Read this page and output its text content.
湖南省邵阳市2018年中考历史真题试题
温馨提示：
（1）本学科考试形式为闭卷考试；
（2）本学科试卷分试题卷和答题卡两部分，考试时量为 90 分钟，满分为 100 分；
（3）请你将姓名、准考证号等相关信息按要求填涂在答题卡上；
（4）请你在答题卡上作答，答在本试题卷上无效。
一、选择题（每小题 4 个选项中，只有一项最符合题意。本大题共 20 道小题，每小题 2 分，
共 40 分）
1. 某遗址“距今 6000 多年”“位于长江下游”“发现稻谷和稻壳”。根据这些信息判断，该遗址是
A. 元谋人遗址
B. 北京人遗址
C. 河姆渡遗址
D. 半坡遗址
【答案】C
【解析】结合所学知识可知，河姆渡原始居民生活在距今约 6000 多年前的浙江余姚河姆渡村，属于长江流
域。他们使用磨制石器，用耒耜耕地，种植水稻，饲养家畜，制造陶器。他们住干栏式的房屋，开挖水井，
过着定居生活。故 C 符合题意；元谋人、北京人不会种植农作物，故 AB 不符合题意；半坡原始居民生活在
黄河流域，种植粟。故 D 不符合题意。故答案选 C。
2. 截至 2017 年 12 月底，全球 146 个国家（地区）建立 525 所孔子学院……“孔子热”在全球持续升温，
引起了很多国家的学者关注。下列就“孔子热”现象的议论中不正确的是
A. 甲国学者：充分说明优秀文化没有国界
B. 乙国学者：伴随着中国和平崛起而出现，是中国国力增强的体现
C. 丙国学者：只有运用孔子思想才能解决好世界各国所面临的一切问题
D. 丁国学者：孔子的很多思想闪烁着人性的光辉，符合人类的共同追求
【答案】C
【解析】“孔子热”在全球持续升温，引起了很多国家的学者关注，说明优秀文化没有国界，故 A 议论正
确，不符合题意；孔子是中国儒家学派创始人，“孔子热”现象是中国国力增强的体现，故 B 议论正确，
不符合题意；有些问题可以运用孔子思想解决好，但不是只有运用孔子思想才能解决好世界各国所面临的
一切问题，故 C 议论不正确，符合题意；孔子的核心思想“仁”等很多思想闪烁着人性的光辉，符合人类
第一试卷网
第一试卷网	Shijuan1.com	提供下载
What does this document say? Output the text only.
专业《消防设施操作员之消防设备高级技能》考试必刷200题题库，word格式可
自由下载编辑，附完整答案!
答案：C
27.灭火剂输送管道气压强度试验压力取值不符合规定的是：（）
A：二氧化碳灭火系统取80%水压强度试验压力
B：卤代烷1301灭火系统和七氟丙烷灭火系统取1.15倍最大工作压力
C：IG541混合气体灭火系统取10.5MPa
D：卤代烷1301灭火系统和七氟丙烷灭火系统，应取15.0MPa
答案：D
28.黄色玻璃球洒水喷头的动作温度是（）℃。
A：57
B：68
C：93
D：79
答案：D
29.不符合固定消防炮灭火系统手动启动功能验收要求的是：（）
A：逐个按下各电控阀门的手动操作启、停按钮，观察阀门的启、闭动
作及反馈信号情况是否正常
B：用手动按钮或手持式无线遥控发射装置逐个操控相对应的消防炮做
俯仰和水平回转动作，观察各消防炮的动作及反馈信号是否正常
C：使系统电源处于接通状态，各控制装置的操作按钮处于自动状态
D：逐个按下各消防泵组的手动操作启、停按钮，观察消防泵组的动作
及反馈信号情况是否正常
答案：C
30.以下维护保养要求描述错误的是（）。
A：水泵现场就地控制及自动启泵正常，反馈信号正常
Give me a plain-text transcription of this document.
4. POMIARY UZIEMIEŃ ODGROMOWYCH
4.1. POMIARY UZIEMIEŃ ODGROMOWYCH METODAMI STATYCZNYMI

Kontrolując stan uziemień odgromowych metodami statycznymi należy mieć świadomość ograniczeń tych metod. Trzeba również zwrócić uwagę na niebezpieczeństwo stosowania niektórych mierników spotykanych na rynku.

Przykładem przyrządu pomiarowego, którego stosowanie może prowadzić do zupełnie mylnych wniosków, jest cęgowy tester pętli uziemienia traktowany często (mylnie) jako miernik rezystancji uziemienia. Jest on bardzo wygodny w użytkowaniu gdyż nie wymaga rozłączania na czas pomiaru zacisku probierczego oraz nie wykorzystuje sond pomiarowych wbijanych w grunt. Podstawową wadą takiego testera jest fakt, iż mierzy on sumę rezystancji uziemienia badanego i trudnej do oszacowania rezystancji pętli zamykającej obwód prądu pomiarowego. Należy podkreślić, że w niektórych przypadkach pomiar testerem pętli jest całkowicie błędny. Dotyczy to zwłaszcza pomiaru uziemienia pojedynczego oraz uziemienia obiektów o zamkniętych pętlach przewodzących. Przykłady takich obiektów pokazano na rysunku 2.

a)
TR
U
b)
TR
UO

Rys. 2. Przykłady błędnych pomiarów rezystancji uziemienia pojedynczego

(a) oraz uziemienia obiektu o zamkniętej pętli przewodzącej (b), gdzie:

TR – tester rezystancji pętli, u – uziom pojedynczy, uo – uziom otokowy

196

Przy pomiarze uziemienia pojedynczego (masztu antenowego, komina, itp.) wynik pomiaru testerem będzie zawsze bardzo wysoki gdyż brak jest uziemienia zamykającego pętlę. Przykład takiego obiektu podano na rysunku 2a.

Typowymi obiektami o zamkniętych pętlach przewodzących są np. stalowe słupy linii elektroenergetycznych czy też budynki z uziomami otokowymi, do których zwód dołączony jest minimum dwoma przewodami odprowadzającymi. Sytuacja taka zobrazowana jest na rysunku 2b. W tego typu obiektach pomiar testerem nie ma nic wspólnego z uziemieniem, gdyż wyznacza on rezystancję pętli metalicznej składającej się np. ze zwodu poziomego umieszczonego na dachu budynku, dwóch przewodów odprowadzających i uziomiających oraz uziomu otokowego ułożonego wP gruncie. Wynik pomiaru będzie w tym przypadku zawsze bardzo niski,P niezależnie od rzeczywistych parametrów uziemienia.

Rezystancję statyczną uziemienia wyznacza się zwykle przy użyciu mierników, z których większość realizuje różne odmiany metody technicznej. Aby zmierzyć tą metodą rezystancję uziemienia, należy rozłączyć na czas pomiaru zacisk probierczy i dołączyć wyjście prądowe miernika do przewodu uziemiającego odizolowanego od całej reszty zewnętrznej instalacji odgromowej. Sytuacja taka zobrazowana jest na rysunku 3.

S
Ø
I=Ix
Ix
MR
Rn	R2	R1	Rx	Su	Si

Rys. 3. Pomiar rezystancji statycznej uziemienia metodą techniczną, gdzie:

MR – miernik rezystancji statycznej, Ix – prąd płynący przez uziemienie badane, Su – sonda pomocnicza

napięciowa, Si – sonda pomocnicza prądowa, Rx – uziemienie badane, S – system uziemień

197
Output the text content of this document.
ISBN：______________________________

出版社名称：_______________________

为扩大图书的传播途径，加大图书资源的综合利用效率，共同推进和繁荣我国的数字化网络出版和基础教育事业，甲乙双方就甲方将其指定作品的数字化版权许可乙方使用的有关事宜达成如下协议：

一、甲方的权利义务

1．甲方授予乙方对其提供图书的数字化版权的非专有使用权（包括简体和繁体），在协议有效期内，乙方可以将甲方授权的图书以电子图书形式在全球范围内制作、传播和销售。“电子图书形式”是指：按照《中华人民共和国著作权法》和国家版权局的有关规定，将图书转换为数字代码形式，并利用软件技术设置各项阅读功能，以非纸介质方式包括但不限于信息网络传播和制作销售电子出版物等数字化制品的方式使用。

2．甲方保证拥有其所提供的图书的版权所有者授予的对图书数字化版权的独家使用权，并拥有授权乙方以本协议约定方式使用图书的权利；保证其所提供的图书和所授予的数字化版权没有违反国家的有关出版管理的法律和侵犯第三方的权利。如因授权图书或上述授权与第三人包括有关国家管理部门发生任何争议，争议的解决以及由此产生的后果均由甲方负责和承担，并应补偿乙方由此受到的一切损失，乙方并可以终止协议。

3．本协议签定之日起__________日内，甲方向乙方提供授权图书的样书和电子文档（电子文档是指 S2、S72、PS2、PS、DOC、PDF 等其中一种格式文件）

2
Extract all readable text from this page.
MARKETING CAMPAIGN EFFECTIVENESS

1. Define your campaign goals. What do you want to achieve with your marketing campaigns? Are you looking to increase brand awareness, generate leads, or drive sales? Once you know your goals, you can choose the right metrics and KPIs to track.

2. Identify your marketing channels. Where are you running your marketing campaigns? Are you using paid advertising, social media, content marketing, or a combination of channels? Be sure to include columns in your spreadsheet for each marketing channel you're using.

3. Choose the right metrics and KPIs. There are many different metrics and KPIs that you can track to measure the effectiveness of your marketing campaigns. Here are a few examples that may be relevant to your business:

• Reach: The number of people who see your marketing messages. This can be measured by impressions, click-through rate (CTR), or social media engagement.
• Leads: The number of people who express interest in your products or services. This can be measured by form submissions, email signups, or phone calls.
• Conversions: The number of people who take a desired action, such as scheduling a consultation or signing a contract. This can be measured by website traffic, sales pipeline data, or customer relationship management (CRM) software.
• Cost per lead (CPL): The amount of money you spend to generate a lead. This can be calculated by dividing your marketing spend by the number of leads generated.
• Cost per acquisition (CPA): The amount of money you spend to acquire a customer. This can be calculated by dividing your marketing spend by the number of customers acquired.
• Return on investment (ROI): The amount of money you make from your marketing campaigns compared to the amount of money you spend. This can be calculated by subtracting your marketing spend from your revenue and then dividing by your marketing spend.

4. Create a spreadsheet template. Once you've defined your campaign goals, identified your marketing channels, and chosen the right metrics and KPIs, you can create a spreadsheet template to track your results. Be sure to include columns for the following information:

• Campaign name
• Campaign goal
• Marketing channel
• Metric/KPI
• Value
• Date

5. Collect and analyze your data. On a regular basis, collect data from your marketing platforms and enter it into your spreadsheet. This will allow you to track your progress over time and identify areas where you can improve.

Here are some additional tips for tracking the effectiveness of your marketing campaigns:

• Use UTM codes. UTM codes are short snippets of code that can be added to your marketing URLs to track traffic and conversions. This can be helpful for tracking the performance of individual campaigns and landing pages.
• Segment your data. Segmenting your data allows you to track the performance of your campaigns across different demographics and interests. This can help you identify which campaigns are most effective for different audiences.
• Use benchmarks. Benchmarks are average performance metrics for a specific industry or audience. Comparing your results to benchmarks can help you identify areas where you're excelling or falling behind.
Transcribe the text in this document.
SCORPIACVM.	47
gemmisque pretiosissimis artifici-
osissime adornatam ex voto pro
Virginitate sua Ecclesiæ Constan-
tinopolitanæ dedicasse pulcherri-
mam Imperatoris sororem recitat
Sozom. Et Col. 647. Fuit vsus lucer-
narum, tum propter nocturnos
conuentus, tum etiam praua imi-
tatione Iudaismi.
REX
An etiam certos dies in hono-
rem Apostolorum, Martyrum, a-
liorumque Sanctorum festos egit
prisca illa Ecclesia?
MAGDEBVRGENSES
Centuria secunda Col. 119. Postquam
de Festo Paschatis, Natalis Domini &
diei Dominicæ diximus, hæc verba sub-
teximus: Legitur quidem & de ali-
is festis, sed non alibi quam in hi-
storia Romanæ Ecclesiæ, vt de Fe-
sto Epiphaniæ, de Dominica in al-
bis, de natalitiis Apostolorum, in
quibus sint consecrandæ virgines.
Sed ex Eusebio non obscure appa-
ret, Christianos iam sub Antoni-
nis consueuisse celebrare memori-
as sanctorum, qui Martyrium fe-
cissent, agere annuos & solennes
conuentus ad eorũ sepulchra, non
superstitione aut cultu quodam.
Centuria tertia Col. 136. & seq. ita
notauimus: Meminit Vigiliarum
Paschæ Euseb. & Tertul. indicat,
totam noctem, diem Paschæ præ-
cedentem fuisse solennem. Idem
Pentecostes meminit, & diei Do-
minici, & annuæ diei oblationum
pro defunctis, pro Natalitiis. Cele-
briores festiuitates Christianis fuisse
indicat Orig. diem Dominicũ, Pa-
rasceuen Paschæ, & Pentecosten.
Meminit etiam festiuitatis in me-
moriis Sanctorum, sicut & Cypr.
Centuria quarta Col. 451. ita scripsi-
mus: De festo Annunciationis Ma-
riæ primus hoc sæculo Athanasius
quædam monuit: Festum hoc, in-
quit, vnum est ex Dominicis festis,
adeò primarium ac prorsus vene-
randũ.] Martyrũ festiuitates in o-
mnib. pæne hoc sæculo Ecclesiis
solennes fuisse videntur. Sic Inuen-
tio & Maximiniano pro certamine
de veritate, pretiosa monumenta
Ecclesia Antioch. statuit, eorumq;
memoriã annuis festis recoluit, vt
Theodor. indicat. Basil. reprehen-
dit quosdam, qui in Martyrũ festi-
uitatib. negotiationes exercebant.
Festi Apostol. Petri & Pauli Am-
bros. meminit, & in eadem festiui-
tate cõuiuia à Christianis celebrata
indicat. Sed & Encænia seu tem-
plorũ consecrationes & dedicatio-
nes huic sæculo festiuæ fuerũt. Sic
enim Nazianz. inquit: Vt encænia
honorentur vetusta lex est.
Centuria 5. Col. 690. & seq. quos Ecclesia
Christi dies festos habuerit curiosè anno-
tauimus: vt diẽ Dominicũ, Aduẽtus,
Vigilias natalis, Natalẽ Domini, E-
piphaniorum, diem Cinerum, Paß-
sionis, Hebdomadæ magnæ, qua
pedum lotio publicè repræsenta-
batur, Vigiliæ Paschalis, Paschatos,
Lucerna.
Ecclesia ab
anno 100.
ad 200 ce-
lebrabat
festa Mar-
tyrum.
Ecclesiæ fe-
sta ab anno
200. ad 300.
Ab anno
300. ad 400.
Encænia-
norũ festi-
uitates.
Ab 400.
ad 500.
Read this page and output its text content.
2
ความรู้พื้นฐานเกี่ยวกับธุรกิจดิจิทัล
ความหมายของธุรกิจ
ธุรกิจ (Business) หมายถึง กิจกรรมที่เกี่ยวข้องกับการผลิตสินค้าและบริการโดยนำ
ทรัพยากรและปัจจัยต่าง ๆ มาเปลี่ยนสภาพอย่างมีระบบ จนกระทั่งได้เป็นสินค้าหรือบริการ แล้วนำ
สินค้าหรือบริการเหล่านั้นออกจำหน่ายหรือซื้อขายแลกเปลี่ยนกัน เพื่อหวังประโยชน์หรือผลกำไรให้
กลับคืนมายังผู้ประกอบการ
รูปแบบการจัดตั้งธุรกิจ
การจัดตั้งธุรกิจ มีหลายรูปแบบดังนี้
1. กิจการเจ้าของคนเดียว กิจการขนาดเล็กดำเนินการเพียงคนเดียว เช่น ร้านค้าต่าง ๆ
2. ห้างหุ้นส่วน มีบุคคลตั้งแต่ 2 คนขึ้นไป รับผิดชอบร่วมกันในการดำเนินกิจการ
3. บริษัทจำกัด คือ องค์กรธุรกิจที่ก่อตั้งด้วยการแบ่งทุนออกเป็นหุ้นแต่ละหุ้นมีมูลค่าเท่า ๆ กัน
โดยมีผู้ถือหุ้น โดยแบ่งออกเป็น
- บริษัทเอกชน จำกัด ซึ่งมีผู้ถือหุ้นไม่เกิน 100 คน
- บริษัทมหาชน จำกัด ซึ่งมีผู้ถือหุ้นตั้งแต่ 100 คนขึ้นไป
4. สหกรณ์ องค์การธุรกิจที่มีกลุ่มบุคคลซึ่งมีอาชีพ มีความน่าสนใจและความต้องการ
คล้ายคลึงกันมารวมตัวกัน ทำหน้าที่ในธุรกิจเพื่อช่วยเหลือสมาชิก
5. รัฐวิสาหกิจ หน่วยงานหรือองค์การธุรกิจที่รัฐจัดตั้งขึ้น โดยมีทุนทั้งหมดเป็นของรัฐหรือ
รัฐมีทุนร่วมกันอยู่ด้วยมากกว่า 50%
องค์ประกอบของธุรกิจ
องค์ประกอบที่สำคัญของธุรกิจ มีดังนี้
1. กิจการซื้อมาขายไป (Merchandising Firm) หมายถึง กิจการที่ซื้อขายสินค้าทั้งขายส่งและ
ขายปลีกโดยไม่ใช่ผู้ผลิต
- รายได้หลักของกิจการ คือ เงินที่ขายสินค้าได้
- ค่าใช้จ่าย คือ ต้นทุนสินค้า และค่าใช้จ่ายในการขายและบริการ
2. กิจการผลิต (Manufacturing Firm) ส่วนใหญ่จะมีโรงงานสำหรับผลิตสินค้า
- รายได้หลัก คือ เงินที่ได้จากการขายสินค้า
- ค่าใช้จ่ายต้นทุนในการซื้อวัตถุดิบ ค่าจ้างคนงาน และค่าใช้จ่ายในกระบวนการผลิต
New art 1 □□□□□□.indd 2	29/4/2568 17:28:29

*THE EXERCISE*: How many lines of these entries hold the string "anno"? Answer with the number alone.

*EXERCISE RESPONSE*: 4